___ Provided records ___

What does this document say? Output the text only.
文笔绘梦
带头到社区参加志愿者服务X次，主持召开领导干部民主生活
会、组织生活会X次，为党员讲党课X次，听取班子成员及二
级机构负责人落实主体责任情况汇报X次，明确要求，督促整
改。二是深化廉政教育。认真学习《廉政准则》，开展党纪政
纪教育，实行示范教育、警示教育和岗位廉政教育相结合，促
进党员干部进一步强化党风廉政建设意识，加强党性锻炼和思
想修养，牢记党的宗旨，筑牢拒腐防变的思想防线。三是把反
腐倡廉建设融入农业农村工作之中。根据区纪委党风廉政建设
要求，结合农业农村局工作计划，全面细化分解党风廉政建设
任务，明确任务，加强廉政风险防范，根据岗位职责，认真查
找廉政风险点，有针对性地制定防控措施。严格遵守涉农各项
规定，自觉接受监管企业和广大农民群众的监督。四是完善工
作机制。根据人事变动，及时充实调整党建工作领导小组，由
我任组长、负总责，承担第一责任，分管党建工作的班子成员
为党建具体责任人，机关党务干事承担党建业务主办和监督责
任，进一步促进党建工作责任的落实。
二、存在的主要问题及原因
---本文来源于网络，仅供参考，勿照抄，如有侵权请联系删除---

___
___ Provided records ___

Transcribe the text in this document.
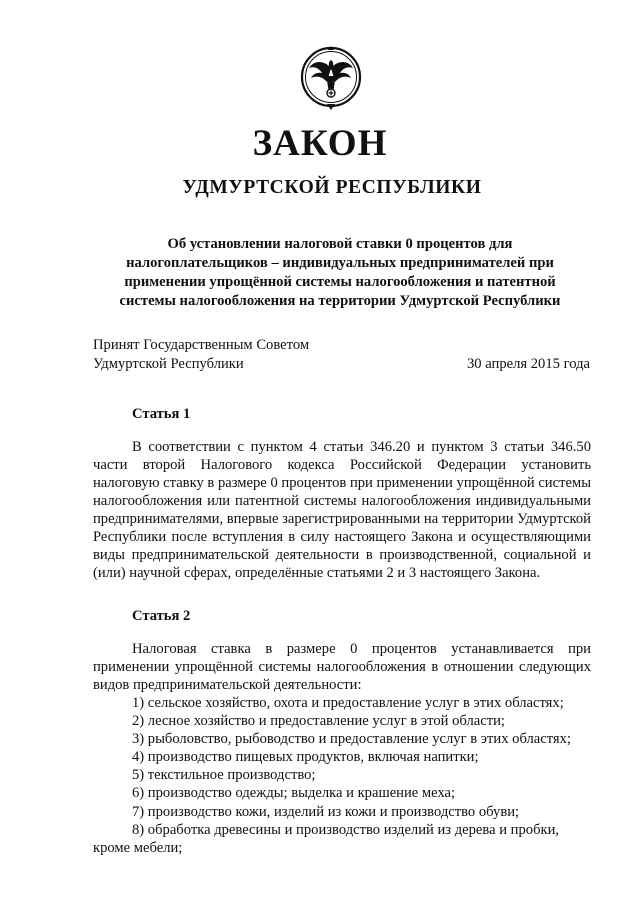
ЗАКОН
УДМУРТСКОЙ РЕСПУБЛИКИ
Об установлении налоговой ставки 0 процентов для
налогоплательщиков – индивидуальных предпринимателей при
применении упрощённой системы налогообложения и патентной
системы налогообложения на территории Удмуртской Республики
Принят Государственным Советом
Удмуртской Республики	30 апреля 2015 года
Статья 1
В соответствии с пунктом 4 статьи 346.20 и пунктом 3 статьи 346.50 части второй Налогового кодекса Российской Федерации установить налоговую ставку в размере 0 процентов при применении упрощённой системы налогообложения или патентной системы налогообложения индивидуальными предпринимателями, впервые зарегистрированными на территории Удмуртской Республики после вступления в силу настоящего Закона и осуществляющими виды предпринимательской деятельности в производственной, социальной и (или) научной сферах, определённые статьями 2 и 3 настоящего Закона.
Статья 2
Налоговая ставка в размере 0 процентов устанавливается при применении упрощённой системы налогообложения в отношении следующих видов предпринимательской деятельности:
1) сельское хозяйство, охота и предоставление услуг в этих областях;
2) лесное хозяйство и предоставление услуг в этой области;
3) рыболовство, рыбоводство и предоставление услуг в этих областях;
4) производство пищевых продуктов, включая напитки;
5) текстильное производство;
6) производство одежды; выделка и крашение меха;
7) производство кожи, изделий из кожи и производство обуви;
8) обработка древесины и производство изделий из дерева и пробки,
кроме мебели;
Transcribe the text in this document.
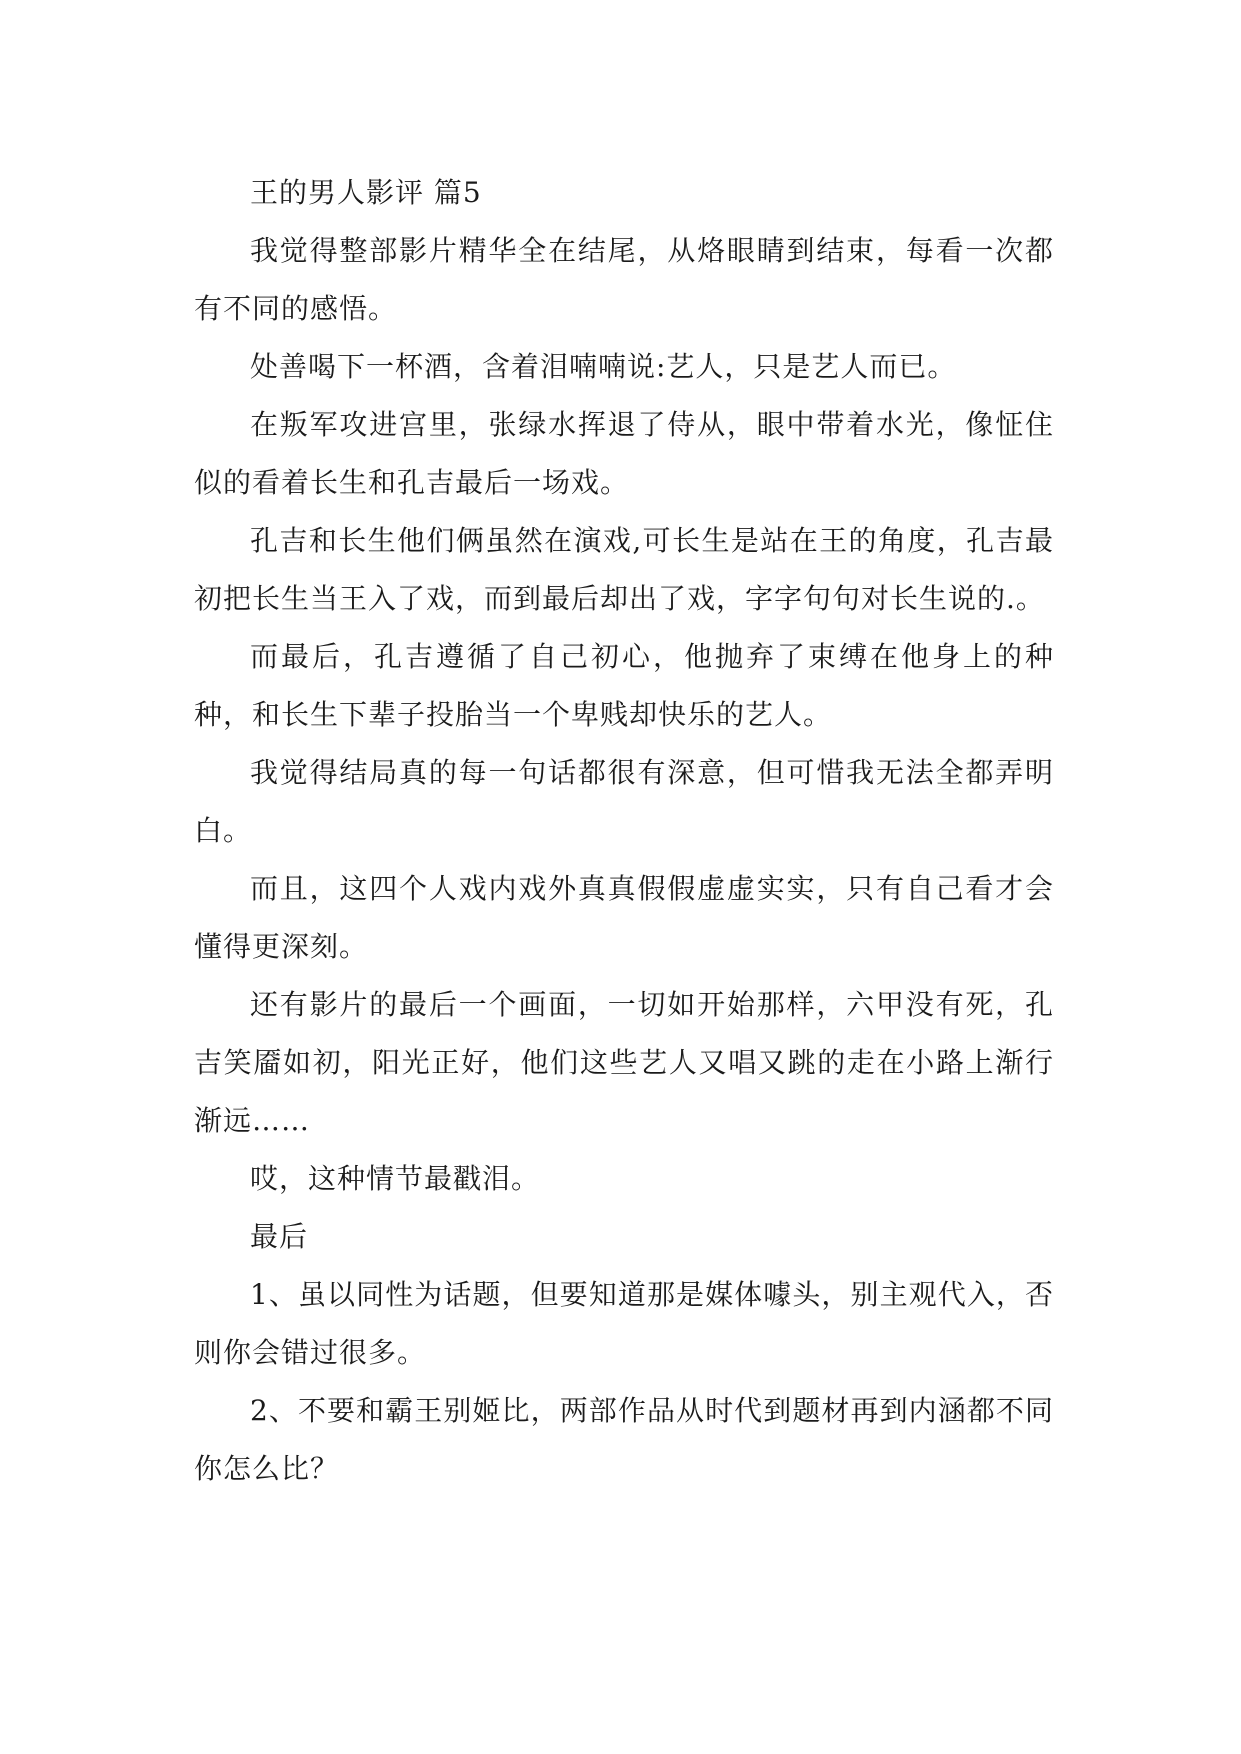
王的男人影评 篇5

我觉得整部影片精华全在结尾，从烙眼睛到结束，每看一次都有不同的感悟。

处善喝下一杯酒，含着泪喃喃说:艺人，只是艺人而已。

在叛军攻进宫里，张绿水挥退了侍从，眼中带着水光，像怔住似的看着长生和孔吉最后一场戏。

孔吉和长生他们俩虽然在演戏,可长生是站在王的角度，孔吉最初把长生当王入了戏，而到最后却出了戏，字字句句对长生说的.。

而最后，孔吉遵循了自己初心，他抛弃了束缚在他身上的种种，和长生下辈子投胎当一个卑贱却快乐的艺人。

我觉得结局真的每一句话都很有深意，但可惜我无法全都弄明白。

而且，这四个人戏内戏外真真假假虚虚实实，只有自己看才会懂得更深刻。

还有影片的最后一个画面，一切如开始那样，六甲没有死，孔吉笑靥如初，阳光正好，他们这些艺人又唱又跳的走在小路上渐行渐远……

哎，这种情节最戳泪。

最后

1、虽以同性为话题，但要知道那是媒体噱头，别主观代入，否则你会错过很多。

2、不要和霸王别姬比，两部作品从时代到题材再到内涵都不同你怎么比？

___
___ Provided records ___

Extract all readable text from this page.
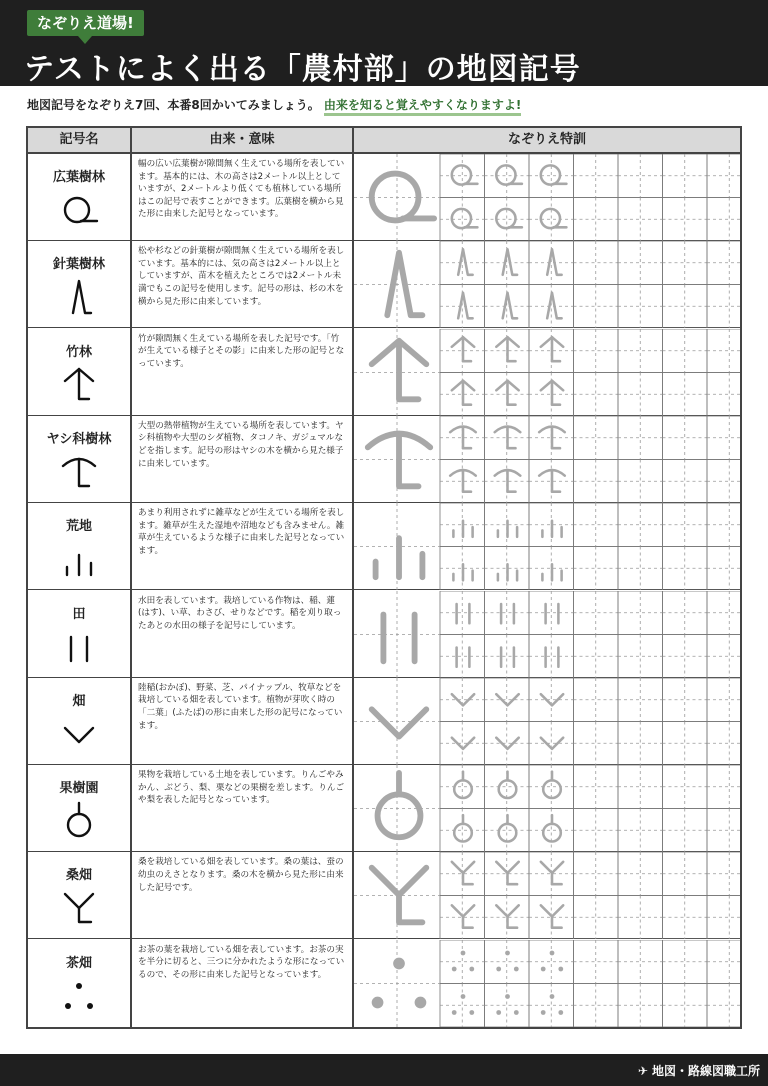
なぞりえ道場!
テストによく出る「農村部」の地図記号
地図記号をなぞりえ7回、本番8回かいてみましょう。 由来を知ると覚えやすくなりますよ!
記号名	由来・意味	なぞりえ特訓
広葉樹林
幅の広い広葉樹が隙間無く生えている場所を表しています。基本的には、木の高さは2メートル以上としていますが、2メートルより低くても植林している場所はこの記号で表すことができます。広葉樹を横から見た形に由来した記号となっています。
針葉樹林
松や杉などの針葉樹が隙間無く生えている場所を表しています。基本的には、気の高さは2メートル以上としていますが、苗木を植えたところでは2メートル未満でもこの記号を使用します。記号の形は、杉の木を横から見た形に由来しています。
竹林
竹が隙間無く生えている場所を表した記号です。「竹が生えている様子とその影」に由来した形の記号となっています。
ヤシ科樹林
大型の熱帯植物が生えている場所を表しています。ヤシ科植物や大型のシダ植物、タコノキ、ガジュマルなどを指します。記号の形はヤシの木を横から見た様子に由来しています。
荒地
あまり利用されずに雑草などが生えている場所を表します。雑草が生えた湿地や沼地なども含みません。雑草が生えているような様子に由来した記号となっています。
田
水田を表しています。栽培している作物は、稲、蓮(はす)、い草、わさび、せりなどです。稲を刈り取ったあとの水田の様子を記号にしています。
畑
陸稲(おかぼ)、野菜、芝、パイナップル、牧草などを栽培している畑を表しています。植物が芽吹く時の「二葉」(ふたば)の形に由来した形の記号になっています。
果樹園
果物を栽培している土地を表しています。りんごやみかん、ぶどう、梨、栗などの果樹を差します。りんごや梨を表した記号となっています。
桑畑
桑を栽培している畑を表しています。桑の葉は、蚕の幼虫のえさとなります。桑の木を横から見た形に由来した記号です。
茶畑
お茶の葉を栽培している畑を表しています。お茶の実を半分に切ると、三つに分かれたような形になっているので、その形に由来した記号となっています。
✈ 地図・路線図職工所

___

Pull out each line holding the string "процентов".

Exercise solution:
Об установлении налоговой ставки 0 процентов для
В соответствии с пунктом 4 статьи 346.20 и пунктом 3 статьи 346.50 части второй Налогового кодекса Российской Федерации установить налоговую ставку в размере 0 процентов при применении упрощённой системы налогообложения или патентной системы налогообложения индивидуальными предпринимателями, впервые зарегистрированными на территории Удмуртской Республики после вступления в силу настоящего Закона и осуществляющими виды предпринимательской деятельности в производственной, социальной и (или) научной сферах, определённые статьями 2 и 3 настоящего Закона.
Налоговая ставка в размере 0 процентов устанавливается при применении упрощённой системы налогообложения в отношении следующих видов предпринимательской деятельности:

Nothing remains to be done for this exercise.